** START **

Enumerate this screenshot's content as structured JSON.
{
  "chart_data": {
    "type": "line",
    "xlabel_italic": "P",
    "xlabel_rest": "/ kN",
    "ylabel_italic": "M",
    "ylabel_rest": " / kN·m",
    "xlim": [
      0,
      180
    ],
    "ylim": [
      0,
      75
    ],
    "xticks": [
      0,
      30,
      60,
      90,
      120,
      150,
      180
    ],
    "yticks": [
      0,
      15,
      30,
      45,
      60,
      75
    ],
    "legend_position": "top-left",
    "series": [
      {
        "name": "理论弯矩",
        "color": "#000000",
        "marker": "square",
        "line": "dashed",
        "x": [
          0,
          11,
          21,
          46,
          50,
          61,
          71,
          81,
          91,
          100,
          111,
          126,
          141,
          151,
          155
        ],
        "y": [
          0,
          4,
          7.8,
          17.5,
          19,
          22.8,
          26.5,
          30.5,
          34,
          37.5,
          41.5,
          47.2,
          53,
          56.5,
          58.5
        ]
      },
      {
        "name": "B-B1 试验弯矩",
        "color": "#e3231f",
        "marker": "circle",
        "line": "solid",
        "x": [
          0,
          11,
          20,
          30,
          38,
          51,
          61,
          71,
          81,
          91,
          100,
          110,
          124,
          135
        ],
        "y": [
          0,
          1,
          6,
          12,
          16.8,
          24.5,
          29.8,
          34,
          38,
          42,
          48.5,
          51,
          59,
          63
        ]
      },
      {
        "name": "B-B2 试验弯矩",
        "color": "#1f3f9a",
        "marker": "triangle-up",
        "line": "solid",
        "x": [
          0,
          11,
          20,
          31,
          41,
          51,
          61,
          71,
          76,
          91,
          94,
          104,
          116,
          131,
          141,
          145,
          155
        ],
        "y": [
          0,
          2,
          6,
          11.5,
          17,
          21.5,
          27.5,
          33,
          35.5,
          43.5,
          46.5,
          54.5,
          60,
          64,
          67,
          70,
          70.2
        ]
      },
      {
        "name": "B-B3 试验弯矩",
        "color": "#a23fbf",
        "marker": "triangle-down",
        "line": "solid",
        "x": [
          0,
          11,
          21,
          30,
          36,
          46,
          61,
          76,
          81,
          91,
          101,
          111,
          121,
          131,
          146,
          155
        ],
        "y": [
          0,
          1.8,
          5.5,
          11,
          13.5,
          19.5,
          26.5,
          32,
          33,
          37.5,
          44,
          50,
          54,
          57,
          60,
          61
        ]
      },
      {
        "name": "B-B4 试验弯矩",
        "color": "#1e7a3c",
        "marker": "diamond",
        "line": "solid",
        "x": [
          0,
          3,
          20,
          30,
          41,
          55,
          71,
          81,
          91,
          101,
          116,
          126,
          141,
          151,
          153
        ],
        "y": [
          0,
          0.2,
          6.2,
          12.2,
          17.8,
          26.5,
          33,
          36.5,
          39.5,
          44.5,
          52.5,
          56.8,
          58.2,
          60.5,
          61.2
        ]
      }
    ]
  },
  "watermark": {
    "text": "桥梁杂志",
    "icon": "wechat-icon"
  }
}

** END **

> [Task to carry out] Give the listing above again, word for word.

> [Task result]
Enumerate this screenshot's content as structured JSON.
{
  "chart_data": {
    "type": "line",
    "xlabel_italic": "P",
    "xlabel_rest": "/ kN",
    "ylabel_italic": "M",
    "ylabel_rest": " / kN·m",
    "xlim": [
      0,
      180
    ],
    "ylim": [
      0,
      75
    ],
    "xticks": [
      0,
      30,
      60,
      90,
      120,
      150,
      180
    ],
    "yticks": [
      0,
      15,
      30,
      45,
      60,
      75
    ],
    "legend_position": "top-left",
    "series": [
      {
        "name": "理论弯矩",
        "color": "#000000",
        "marker": "square",
        "line": "dashed",
        "x": [
          0,
          11,
          21,
          46,
          50,
          61,
          71,
          81,
          91,
          100,
          111,
          126,
          141,
          151,
          155
        ],
        "y": [
          0,
          4,
          7.8,
          17.5,
          19,
          22.8,
          26.5,
          30.5,
          34,
          37.5,
          41.5,
          47.2,
          53,
          56.5,
          58.5
        ]
      },
      {
        "name": "B-B1 试验弯矩",
        "color": "#e3231f",
        "marker": "circle",
        "line": "solid",
        "x": [
          0,
          11,
          20,
          30,
          38,
          51,
          61,
          71,
          81,
          91,
          100,
          110,
          124,
          135
        ],
        "y": [
          0,
          1,
          6,
          12,
          16.8,
          24.5,
          29.8,
          34,
          38,
          42,
          48.5,
          51,
          59,
          63
        ]
      },
      {
        "name": "B-B2 试验弯矩",
        "color": "#1f3f9a",
        "marker": "triangle-up",
        "line": "solid",
        "x": [
          0,
          11,
          20,
          31,
          41,
          51,
          61,
          71,
          76,
          91,
          94,
          104,
          116,
          131,
          141,
          145,
          155
        ],
        "y": [
          0,
          2,
          6,
          11.5,
          17,
          21.5,
          27.5,
          33,
          35.5,
          43.5,
          46.5,
          54.5,
          60,
          64,
          67,
          70,
          70.2
        ]
      },
      {
        "name": "B-B3 试验弯矩",
        "color": "#a23fbf",
        "marker": "triangle-down",
        "line": "solid",
        "x": [
          0,
          11,
          21,
          30,
          36,
          46,
          61,
          76,
          81,
          91,
          101,
          111,
          121,
          131,
          146,
          155
        ],
        "y": [
          0,
          1.8,
          5.5,
          11,
          13.5,
          19.5,
          26.5,
          32,
          33,
          37.5,
          44,
          50,
          54,
          57,
          60,
          61
        ]
      },
      {
        "name": "B-B4 试验弯矩",
        "color": "#1e7a3c",
        "marker": "diamond",
        "line": "solid",
        "x": [
          0,
          3,
          20,
          30,
          41,
          55,
          71,
          81,
          91,
          101,
          116,
          126,
          141,
          151,
          153
        ],
        "y": [
          0,
          0.2,
          6.2,
          12.2,
          17.8,
          26.5,
          33,
          36.5,
          39.5,
          44.5,
          52.5,
          56.8,
          58.2,
          60.5,
          61.2
        ]
      }
    ]
  },
  "watermark": {
    "text": "桥梁杂志",
    "icon": "wechat-icon"
  }
}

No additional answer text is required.